Prompt. Without including any images, reproduce each entry exactly.

Data for this exercise.
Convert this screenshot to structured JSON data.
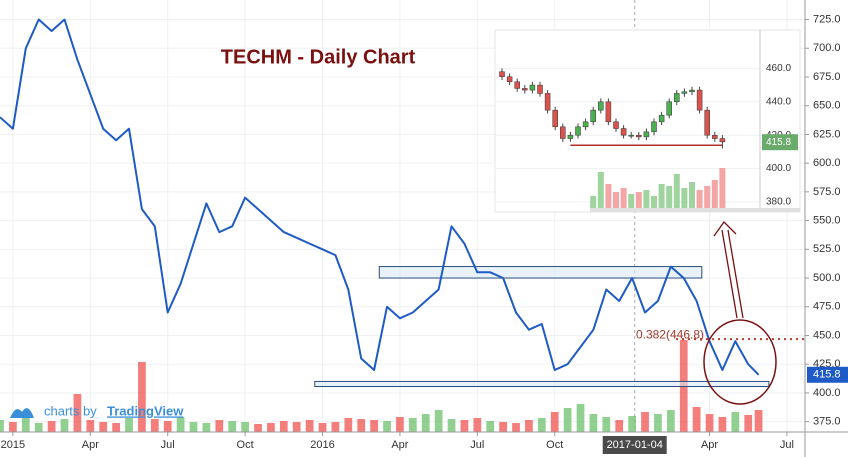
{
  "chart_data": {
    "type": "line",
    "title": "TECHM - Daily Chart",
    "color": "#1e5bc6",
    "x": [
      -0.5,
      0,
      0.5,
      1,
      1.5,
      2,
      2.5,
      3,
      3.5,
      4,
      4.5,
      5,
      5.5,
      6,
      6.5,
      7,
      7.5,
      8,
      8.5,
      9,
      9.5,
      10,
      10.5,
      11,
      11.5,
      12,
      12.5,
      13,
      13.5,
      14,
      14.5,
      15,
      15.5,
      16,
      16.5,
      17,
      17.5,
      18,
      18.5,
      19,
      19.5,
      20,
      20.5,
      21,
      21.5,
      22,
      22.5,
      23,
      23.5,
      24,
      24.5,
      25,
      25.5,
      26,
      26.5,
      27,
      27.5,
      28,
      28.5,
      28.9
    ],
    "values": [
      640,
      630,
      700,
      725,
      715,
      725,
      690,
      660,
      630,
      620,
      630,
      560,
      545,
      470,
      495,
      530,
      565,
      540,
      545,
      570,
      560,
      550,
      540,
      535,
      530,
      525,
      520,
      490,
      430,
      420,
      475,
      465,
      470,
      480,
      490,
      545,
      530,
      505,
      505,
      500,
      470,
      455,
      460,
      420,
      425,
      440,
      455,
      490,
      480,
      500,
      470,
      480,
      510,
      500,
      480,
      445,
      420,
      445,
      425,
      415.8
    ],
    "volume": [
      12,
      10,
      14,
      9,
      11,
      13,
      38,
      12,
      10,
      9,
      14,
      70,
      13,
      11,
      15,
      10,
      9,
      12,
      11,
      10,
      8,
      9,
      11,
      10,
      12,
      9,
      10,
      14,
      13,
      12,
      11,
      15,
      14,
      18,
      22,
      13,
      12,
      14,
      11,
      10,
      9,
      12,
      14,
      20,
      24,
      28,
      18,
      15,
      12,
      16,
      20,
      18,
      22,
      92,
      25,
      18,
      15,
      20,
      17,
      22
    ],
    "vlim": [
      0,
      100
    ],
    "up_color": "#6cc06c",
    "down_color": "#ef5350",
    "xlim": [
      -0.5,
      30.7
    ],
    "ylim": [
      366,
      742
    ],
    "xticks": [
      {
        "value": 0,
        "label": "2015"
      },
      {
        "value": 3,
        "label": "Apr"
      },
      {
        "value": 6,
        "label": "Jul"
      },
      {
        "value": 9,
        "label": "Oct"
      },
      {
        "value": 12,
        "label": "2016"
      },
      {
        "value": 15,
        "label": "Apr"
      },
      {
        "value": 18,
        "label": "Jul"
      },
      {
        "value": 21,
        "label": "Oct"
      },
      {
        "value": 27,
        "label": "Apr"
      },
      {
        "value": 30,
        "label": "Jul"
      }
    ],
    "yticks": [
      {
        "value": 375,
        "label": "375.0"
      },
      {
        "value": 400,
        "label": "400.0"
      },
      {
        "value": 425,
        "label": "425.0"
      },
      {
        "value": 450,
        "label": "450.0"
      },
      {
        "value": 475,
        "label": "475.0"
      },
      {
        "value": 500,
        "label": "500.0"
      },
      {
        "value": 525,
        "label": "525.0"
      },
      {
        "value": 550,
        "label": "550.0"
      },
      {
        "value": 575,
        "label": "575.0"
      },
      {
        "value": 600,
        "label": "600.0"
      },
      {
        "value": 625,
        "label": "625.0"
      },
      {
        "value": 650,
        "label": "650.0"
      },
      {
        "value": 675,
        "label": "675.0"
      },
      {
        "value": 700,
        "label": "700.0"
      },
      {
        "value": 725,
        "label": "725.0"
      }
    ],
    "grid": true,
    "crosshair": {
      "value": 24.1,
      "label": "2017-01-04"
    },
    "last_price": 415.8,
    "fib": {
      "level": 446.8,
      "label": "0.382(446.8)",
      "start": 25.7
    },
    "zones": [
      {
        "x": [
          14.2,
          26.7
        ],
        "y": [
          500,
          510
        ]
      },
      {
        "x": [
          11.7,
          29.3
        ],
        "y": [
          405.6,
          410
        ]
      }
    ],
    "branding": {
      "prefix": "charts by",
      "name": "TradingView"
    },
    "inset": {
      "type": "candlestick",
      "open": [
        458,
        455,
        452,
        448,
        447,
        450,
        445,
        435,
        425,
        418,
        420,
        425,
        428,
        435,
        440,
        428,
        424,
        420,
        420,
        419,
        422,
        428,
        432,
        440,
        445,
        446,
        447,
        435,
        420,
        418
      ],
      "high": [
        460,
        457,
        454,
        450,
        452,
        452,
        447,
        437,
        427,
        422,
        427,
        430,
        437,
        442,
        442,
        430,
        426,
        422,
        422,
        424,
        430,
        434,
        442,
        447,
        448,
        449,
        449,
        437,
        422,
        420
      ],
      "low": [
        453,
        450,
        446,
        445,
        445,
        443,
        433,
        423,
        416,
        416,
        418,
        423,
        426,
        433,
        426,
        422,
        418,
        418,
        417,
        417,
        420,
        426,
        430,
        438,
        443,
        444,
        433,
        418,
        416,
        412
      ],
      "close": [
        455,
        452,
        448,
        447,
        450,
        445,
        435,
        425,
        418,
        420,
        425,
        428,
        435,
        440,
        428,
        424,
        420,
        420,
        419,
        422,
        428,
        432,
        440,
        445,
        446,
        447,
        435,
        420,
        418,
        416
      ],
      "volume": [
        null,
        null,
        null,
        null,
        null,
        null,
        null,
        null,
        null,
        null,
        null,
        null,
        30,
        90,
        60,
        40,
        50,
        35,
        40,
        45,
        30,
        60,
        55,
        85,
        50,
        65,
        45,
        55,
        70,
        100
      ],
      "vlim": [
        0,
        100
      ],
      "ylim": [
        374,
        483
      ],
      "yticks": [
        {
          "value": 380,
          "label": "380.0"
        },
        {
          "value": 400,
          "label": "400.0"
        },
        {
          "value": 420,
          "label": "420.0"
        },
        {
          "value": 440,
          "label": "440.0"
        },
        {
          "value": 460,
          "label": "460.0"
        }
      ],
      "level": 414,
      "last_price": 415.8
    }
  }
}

Answer to the problem.
Convert this screenshot to structured JSON data.
{
  "chart_data": {
    "type": "line",
    "title": "TECHM - Daily Chart",
    "color": "#1e5bc6",
    "x": [
      -0.5,
      0,
      0.5,
      1,
      1.5,
      2,
      2.5,
      3,
      3.5,
      4,
      4.5,
      5,
      5.5,
      6,
      6.5,
      7,
      7.5,
      8,
      8.5,
      9,
      9.5,
      10,
      10.5,
      11,
      11.5,
      12,
      12.5,
      13,
      13.5,
      14,
      14.5,
      15,
      15.5,
      16,
      16.5,
      17,
      17.5,
      18,
      18.5,
      19,
      19.5,
      20,
      20.5,
      21,
      21.5,
      22,
      22.5,
      23,
      23.5,
      24,
      24.5,
      25,
      25.5,
      26,
      26.5,
      27,
      27.5,
      28,
      28.5,
      28.9
    ],
    "values": [
      640,
      630,
      700,
      725,
      715,
      725,
      690,
      660,
      630,
      620,
      630,
      560,
      545,
      470,
      495,
      530,
      565,
      540,
      545,
      570,
      560,
      550,
      540,
      535,
      530,
      525,
      520,
      490,
      430,
      420,
      475,
      465,
      470,
      480,
      490,
      545,
      530,
      505,
      505,
      500,
      470,
      455,
      460,
      420,
      425,
      440,
      455,
      490,
      480,
      500,
      470,
      480,
      510,
      500,
      480,
      445,
      420,
      445,
      425,
      415.8
    ],
    "volume": [
      12,
      10,
      14,
      9,
      11,
      13,
      38,
      12,
      10,
      9,
      14,
      70,
      13,
      11,
      15,
      10,
      9,
      12,
      11,
      10,
      8,
      9,
      11,
      10,
      12,
      9,
      10,
      14,
      13,
      12,
      11,
      15,
      14,
      18,
      22,
      13,
      12,
      14,
      11,
      10,
      9,
      12,
      14,
      20,
      24,
      28,
      18,
      15,
      12,
      16,
      20,
      18,
      22,
      92,
      25,
      18,
      15,
      20,
      17,
      22
    ],
    "vlim": [
      0,
      100
    ],
    "up_color": "#6cc06c",
    "down_color": "#ef5350",
    "xlim": [
      -0.5,
      30.7
    ],
    "ylim": [
      366,
      742
    ],
    "xticks": [
      {
        "value": 0,
        "label": "2015"
      },
      {
        "value": 3,
        "label": "Apr"
      },
      {
        "value": 6,
        "label": "Jul"
      },
      {
        "value": 9,
        "label": "Oct"
      },
      {
        "value": 12,
        "label": "2016"
      },
      {
        "value": 15,
        "label": "Apr"
      },
      {
        "value": 18,
        "label": "Jul"
      },
      {
        "value": 21,
        "label": "Oct"
      },
      {
        "value": 27,
        "label": "Apr"
      },
      {
        "value": 30,
        "label": "Jul"
      }
    ],
    "yticks": [
      {
        "value": 375,
        "label": "375.0"
      },
      {
        "value": 400,
        "label": "400.0"
      },
      {
        "value": 425,
        "label": "425.0"
      },
      {
        "value": 450,
        "label": "450.0"
      },
      {
        "value": 475,
        "label": "475.0"
      },
      {
        "value": 500,
        "label": "500.0"
      },
      {
        "value": 525,
        "label": "525.0"
      },
      {
        "value": 550,
        "label": "550.0"
      },
      {
        "value": 575,
        "label": "575.0"
      },
      {
        "value": 600,
        "label": "600.0"
      },
      {
        "value": 625,
        "label": "625.0"
      },
      {
        "value": 650,
        "label": "650.0"
      },
      {
        "value": 675,
        "label": "675.0"
      },
      {
        "value": 700,
        "label": "700.0"
      },
      {
        "value": 725,
        "label": "725.0"
      }
    ],
    "grid": true,
    "crosshair": {
      "value": 24.1,
      "label": "2017-01-04"
    },
    "last_price": 415.8,
    "fib": {
      "level": 446.8,
      "label": "0.382(446.8)",
      "start": 25.7
    },
    "zones": [
      {
        "x": [
          14.2,
          26.7
        ],
        "y": [
          500,
          510
        ]
      },
      {
        "x": [
          11.7,
          29.3
        ],
        "y": [
          405.6,
          410
        ]
      }
    ],
    "branding": {
      "prefix": "charts by",
      "name": "TradingView"
    },
    "inset": {
      "type": "candlestick",
      "open": [
        458,
        455,
        452,
        448,
        447,
        450,
        445,
        435,
        425,
        418,
        420,
        425,
        428,
        435,
        440,
        428,
        424,
        420,
        420,
        419,
        422,
        428,
        432,
        440,
        445,
        446,
        447,
        435,
        420,
        418
      ],
      "high": [
        460,
        457,
        454,
        450,
        452,
        452,
        447,
        437,
        427,
        422,
        427,
        430,
        437,
        442,
        442,
        430,
        426,
        422,
        422,
        424,
        430,
        434,
        442,
        447,
        448,
        449,
        449,
        437,
        422,
        420
      ],
      "low": [
        453,
        450,
        446,
        445,
        445,
        443,
        433,
        423,
        416,
        416,
        418,
        423,
        426,
        433,
        426,
        422,
        418,
        418,
        417,
        417,
        420,
        426,
        430,
        438,
        443,
        444,
        433,
        418,
        416,
        412
      ],
      "close": [
        455,
        452,
        448,
        447,
        450,
        445,
        435,
        425,
        418,
        420,
        425,
        428,
        435,
        440,
        428,
        424,
        420,
        420,
        419,
        422,
        428,
        432,
        440,
        445,
        446,
        447,
        435,
        420,
        418,
        416
      ],
      "volume": [
        null,
        null,
        null,
        null,
        null,
        null,
        null,
        null,
        null,
        null,
        null,
        null,
        30,
        90,
        60,
        40,
        50,
        35,
        40,
        45,
        30,
        60,
        55,
        85,
        50,
        65,
        45,
        55,
        70,
        100
      ],
      "vlim": [
        0,
        100
      ],
      "ylim": [
        374,
        483
      ],
      "yticks": [
        {
          "value": 380,
          "label": "380.0"
        },
        {
          "value": 400,
          "label": "400.0"
        },
        {
          "value": 420,
          "label": "420.0"
        },
        {
          "value": 440,
          "label": "440.0"
        },
        {
          "value": 460,
          "label": "460.0"
        }
      ],
      "level": 414,
      "last_price": 415.8
    }
  }
}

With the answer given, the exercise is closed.